• **Data to process**:
|---|
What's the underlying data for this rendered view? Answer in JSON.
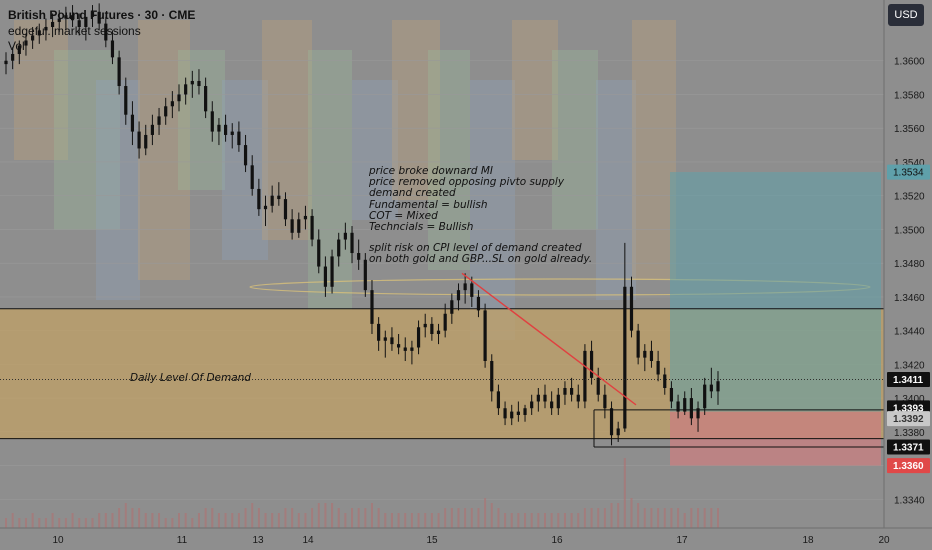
{
  "header": {
    "title": "British Pound Futures · 30 · CME",
    "line2": "edgeful. market sessions",
    "line3": "Vol"
  },
  "currency_button": {
    "label": "USD"
  },
  "annotation": {
    "lines": [
      "price broke downard MI",
      "price removed opposing pivto supply",
      "demand created",
      "Fundamental = bullish",
      "COT = Mixed",
      "Techncials = Bullish",
      "",
      "split risk on CPI level of demand created",
      "on both gold and GBP...SL on gold already."
    ]
  },
  "zone_label": "Daily Level Of Demand",
  "colors": {
    "background": "#8e8e8e",
    "demand_zone": "#c4a265",
    "candle_up": "#111111",
    "candle_down": "#111111",
    "take_profit_zone": "#5fa0aa",
    "stop_loss_zone": "#c97f80",
    "trend_line": "#e04040",
    "session_box_blue": "#8fa3bd",
    "session_box_orange": "#c2a277",
    "session_box_green": "#9ab99b"
  },
  "chart_data": {
    "type": "candlestick",
    "symbol": "British Pound Futures",
    "timeframe": "30",
    "exchange": "CME",
    "y_axis": {
      "range": [
        1.3323,
        1.3636
      ],
      "ticks": [
        "1.3340",
        "1.3360",
        "1.3380",
        "1.3400",
        "1.3420",
        "1.3440",
        "1.3460",
        "1.3480",
        "1.3500",
        "1.3520",
        "1.3540",
        "1.3560",
        "1.3580",
        "1.3600"
      ],
      "tick_values": [
        1.334,
        1.336,
        1.338,
        1.34,
        1.342,
        1.344,
        1.346,
        1.348,
        1.35,
        1.352,
        1.354,
        1.356,
        1.358,
        1.36
      ]
    },
    "x_axis": {
      "labels": [
        "10",
        "11",
        "13",
        "14",
        "15",
        "16",
        "17",
        "18",
        "20"
      ]
    },
    "price_labels": [
      {
        "text": "1.3534",
        "value": 1.3534,
        "style": "tp"
      },
      {
        "text": "1.3411",
        "value": 1.3411,
        "style": "current"
      },
      {
        "text": "1.3393",
        "value": 1.3393,
        "style": "line"
      },
      {
        "text": "1.3392",
        "value": 1.3392,
        "style": "entry"
      },
      {
        "text": "1.3371",
        "value": 1.3371,
        "style": "line"
      },
      {
        "text": "1.3360",
        "value": 1.336,
        "style": "sl"
      }
    ],
    "demand_zone": {
      "top": 1.3453,
      "bottom": 1.3376
    },
    "horizontal_lines": [
      1.3453,
      1.3376,
      1.3393,
      1.3371
    ],
    "current_price": 1.3411,
    "position": {
      "entry": 1.3392,
      "take_profit": 1.3534,
      "stop_loss": 1.336
    },
    "trend_line": {
      "start": 1.3474,
      "end": 1.3396
    },
    "candles_ohlc": [
      [
        1.3598,
        1.3605,
        1.3592,
        1.36
      ],
      [
        1.36,
        1.3608,
        1.3595,
        1.3604
      ],
      [
        1.3604,
        1.3612,
        1.3598,
        1.3609
      ],
      [
        1.3609,
        1.3616,
        1.3603,
        1.3612
      ],
      [
        1.3612,
        1.362,
        1.3607,
        1.3615
      ],
      [
        1.3615,
        1.3622,
        1.361,
        1.3618
      ],
      [
        1.3618,
        1.3625,
        1.3612,
        1.362
      ],
      [
        1.362,
        1.3628,
        1.3614,
        1.3623
      ],
      [
        1.3623,
        1.363,
        1.3617,
        1.3625
      ],
      [
        1.3625,
        1.3632,
        1.3618,
        1.3627
      ],
      [
        1.3627,
        1.3633,
        1.362,
        1.3624
      ],
      [
        1.3624,
        1.3628,
        1.3615,
        1.362
      ],
      [
        1.362,
        1.3625,
        1.3612,
        1.3626
      ],
      [
        1.3626,
        1.3633,
        1.362,
        1.3629
      ],
      [
        1.3629,
        1.3634,
        1.3618,
        1.3622
      ],
      [
        1.3622,
        1.3626,
        1.3608,
        1.3612
      ],
      [
        1.3612,
        1.3618,
        1.3598,
        1.3602
      ],
      [
        1.3602,
        1.3606,
        1.358,
        1.3585
      ],
      [
        1.3585,
        1.359,
        1.3562,
        1.3568
      ],
      [
        1.3568,
        1.3576,
        1.355,
        1.3558
      ],
      [
        1.3558,
        1.3564,
        1.3542,
        1.3548
      ],
      [
        1.3548,
        1.3562,
        1.3544,
        1.3556
      ],
      [
        1.3556,
        1.3568,
        1.355,
        1.3562
      ],
      [
        1.3562,
        1.3572,
        1.3556,
        1.3567
      ],
      [
        1.3567,
        1.3578,
        1.3562,
        1.3573
      ],
      [
        1.3573,
        1.3582,
        1.3566,
        1.3576
      ],
      [
        1.3576,
        1.3586,
        1.357,
        1.358
      ],
      [
        1.358,
        1.359,
        1.3574,
        1.3586
      ],
      [
        1.3586,
        1.3594,
        1.3578,
        1.3588
      ],
      [
        1.3588,
        1.3595,
        1.358,
        1.3585
      ],
      [
        1.3585,
        1.359,
        1.3566,
        1.357
      ],
      [
        1.357,
        1.3576,
        1.3552,
        1.3558
      ],
      [
        1.3558,
        1.3566,
        1.355,
        1.3562
      ],
      [
        1.3562,
        1.3568,
        1.3552,
        1.3556
      ],
      [
        1.3556,
        1.3563,
        1.3548,
        1.3558
      ],
      [
        1.3558,
        1.3564,
        1.3546,
        1.355
      ],
      [
        1.355,
        1.3556,
        1.3534,
        1.3538
      ],
      [
        1.3538,
        1.3544,
        1.352,
        1.3524
      ],
      [
        1.3524,
        1.353,
        1.3508,
        1.3512
      ],
      [
        1.3512,
        1.352,
        1.3502,
        1.3514
      ],
      [
        1.3514,
        1.3526,
        1.351,
        1.352
      ],
      [
        1.352,
        1.3528,
        1.3514,
        1.3518
      ],
      [
        1.3518,
        1.3522,
        1.3502,
        1.3506
      ],
      [
        1.3506,
        1.3512,
        1.3494,
        1.3498
      ],
      [
        1.3498,
        1.351,
        1.3495,
        1.3506
      ],
      [
        1.3506,
        1.3514,
        1.35,
        1.3508
      ],
      [
        1.3508,
        1.3512,
        1.349,
        1.3494
      ],
      [
        1.3494,
        1.35,
        1.3474,
        1.3478
      ],
      [
        1.3478,
        1.3484,
        1.346,
        1.3466
      ],
      [
        1.3466,
        1.3488,
        1.3462,
        1.3484
      ],
      [
        1.3484,
        1.3498,
        1.3478,
        1.3494
      ],
      [
        1.3494,
        1.3504,
        1.3488,
        1.3498
      ],
      [
        1.3498,
        1.3502,
        1.348,
        1.3486
      ],
      [
        1.3486,
        1.3494,
        1.3476,
        1.3482
      ],
      [
        1.3482,
        1.3486,
        1.346,
        1.3464
      ],
      [
        1.3464,
        1.347,
        1.3438,
        1.3444
      ],
      [
        1.3444,
        1.3448,
        1.3428,
        1.3434
      ],
      [
        1.3434,
        1.344,
        1.3424,
        1.3436
      ],
      [
        1.3436,
        1.3442,
        1.3428,
        1.3432
      ],
      [
        1.3432,
        1.3438,
        1.3426,
        1.343
      ],
      [
        1.343,
        1.3436,
        1.3422,
        1.3428
      ],
      [
        1.3428,
        1.3434,
        1.342,
        1.343
      ],
      [
        1.343,
        1.3446,
        1.3426,
        1.3442
      ],
      [
        1.3442,
        1.345,
        1.3436,
        1.3444
      ],
      [
        1.3444,
        1.3448,
        1.3434,
        1.3438
      ],
      [
        1.3438,
        1.3444,
        1.3432,
        1.344
      ],
      [
        1.344,
        1.3456,
        1.3436,
        1.345
      ],
      [
        1.345,
        1.3462,
        1.3444,
        1.3458
      ],
      [
        1.3458,
        1.3468,
        1.3452,
        1.3464
      ],
      [
        1.3464,
        1.3474,
        1.3456,
        1.3468
      ],
      [
        1.3468,
        1.3472,
        1.3454,
        1.346
      ],
      [
        1.346,
        1.3464,
        1.3448,
        1.3452
      ],
      [
        1.3452,
        1.3456,
        1.3418,
        1.3422
      ],
      [
        1.3422,
        1.3426,
        1.3398,
        1.3404
      ],
      [
        1.3404,
        1.3408,
        1.339,
        1.3394
      ],
      [
        1.3394,
        1.3398,
        1.3384,
        1.3388
      ],
      [
        1.3388,
        1.3396,
        1.3384,
        1.3392
      ],
      [
        1.3392,
        1.3398,
        1.3386,
        1.339
      ],
      [
        1.339,
        1.3396,
        1.3386,
        1.3394
      ],
      [
        1.3394,
        1.3402,
        1.339,
        1.3398
      ],
      [
        1.3398,
        1.3406,
        1.3392,
        1.3402
      ],
      [
        1.3402,
        1.3408,
        1.3394,
        1.3398
      ],
      [
        1.3398,
        1.3404,
        1.339,
        1.3394
      ],
      [
        1.3394,
        1.3406,
        1.339,
        1.3402
      ],
      [
        1.3402,
        1.341,
        1.3396,
        1.3406
      ],
      [
        1.3406,
        1.3412,
        1.3398,
        1.3402
      ],
      [
        1.3402,
        1.3408,
        1.3394,
        1.3398
      ],
      [
        1.3398,
        1.3432,
        1.3394,
        1.3428
      ],
      [
        1.3428,
        1.3434,
        1.3408,
        1.3412
      ],
      [
        1.3412,
        1.3418,
        1.3398,
        1.3402
      ],
      [
        1.3402,
        1.3408,
        1.3388,
        1.3394
      ],
      [
        1.3394,
        1.3398,
        1.3372,
        1.3378
      ],
      [
        1.3378,
        1.3386,
        1.3374,
        1.3382
      ],
      [
        1.3382,
        1.3492,
        1.338,
        1.3466
      ],
      [
        1.3466,
        1.3472,
        1.3436,
        1.344
      ],
      [
        1.344,
        1.3444,
        1.342,
        1.3424
      ],
      [
        1.3424,
        1.3432,
        1.3416,
        1.3428
      ],
      [
        1.3428,
        1.3434,
        1.3418,
        1.3422
      ],
      [
        1.3422,
        1.3428,
        1.341,
        1.3414
      ],
      [
        1.3414,
        1.3418,
        1.3402,
        1.3406
      ],
      [
        1.3406,
        1.341,
        1.3394,
        1.3398
      ],
      [
        1.3398,
        1.3402,
        1.3388,
        1.3392
      ],
      [
        1.3392,
        1.3404,
        1.339,
        1.34
      ],
      [
        1.34,
        1.3406,
        1.3384,
        1.3388
      ],
      [
        1.3388,
        1.3398,
        1.338,
        1.3394
      ],
      [
        1.3394,
        1.3412,
        1.339,
        1.3408
      ],
      [
        1.3408,
        1.3418,
        1.34,
        1.3404
      ],
      [
        1.3404,
        1.3416,
        1.3396,
        1.341
      ]
    ],
    "volume": [
      2,
      3,
      2,
      2,
      3,
      2,
      2,
      3,
      2,
      2,
      3,
      2,
      2,
      2,
      3,
      3,
      3,
      4,
      5,
      4,
      4,
      3,
      3,
      3,
      2,
      2,
      3,
      3,
      2,
      3,
      4,
      4,
      3,
      3,
      3,
      3,
      4,
      5,
      4,
      3,
      3,
      3,
      4,
      4,
      3,
      3,
      4,
      5,
      5,
      5,
      4,
      3,
      4,
      4,
      4,
      5,
      4,
      3,
      3,
      3,
      3,
      3,
      3,
      3,
      3,
      3,
      4,
      4,
      4,
      4,
      4,
      4,
      6,
      5,
      4,
      3,
      3,
      3,
      3,
      3,
      3,
      3,
      3,
      3,
      3,
      3,
      3,
      4,
      4,
      4,
      4,
      5,
      5,
      14,
      6,
      5,
      4,
      4,
      4,
      4,
      4,
      4,
      3,
      4,
      4,
      4,
      4,
      4
    ]
  }
}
|---|
Using the data above, say how many lines include "style". No other reply is needed.

• **Written reply**: 6